> [Problem requirements]: Where a line in the listing below contains the word "lungo", copy that line.

> [Records]:

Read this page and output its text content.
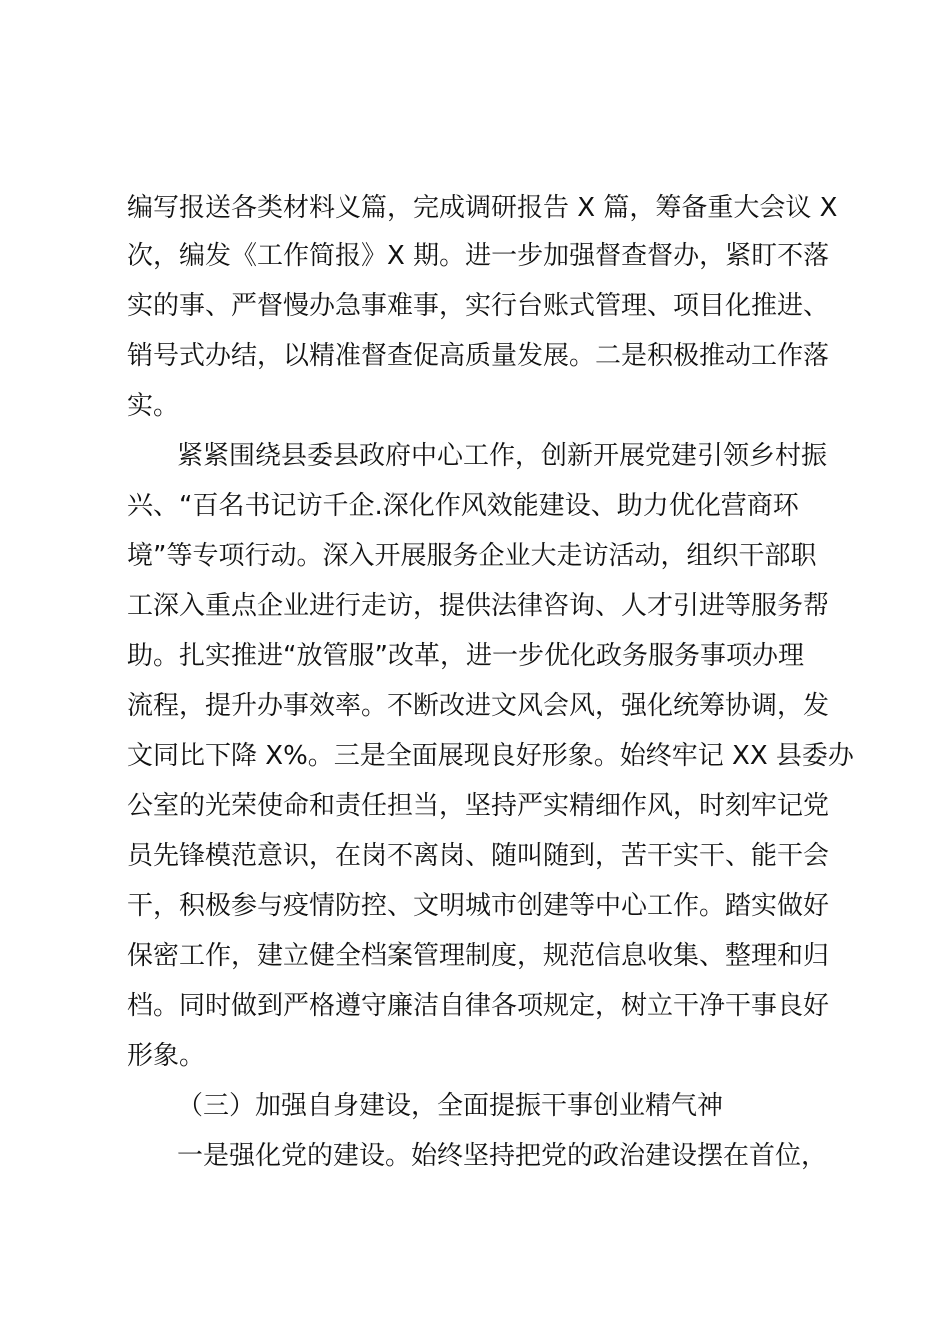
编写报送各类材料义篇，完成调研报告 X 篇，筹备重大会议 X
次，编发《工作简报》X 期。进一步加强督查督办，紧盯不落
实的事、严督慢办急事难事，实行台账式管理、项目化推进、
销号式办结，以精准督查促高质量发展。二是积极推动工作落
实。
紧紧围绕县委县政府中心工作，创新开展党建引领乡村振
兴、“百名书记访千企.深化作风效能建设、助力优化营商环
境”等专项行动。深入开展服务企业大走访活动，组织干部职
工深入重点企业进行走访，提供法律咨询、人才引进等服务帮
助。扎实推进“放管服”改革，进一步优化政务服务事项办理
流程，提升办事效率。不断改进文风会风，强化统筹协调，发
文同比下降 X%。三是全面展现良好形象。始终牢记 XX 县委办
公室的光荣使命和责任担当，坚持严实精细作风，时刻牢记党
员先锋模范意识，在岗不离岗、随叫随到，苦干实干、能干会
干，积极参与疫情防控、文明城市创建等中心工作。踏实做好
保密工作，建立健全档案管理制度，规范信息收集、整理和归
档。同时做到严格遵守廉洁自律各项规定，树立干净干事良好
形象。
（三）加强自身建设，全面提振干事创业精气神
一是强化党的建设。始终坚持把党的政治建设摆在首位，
---
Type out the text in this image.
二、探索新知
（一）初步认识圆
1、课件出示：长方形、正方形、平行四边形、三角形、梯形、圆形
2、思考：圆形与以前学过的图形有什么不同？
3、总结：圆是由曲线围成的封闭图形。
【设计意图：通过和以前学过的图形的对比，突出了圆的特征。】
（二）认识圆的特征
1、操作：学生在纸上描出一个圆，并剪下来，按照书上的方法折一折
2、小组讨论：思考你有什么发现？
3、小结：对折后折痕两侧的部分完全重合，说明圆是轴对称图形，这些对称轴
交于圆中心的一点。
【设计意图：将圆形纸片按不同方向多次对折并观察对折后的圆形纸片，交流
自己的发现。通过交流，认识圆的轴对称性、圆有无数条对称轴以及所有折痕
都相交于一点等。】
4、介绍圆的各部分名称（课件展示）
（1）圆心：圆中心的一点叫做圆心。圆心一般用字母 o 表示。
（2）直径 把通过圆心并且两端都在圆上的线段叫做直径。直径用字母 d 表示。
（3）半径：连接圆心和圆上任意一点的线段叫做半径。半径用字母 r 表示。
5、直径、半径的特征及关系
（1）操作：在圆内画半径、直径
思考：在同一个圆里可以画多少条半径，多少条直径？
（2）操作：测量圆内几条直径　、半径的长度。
* * *
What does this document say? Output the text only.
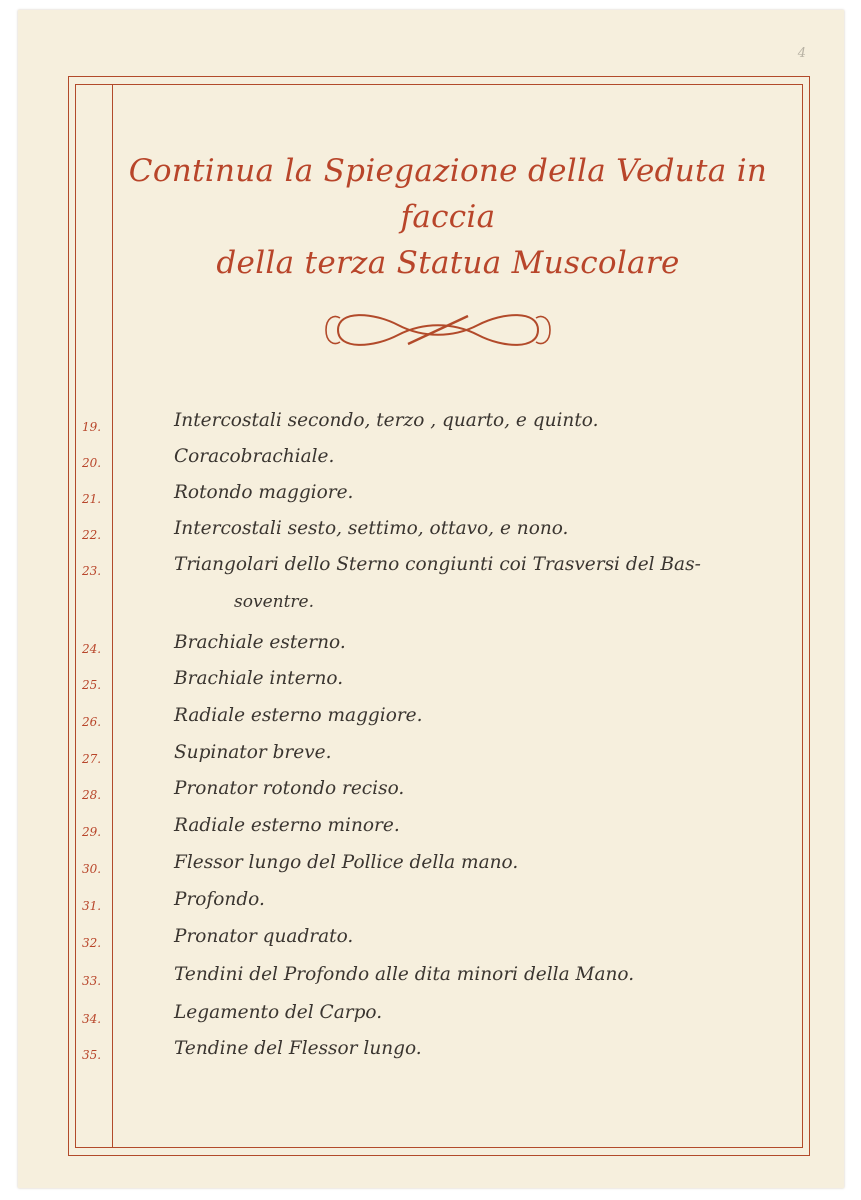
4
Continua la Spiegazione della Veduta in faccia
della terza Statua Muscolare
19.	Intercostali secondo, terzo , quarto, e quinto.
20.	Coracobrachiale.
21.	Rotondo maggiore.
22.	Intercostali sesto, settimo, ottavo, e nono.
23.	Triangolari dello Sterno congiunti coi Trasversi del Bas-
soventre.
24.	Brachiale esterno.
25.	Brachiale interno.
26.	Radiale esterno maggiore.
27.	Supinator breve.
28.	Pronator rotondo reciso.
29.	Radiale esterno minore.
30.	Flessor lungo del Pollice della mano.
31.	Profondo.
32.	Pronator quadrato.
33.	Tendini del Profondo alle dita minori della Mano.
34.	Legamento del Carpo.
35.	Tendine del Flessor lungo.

> [The reply]:
30.	Flessor lungo del Pollice della mano.
35.	Tendine del Flessor lungo.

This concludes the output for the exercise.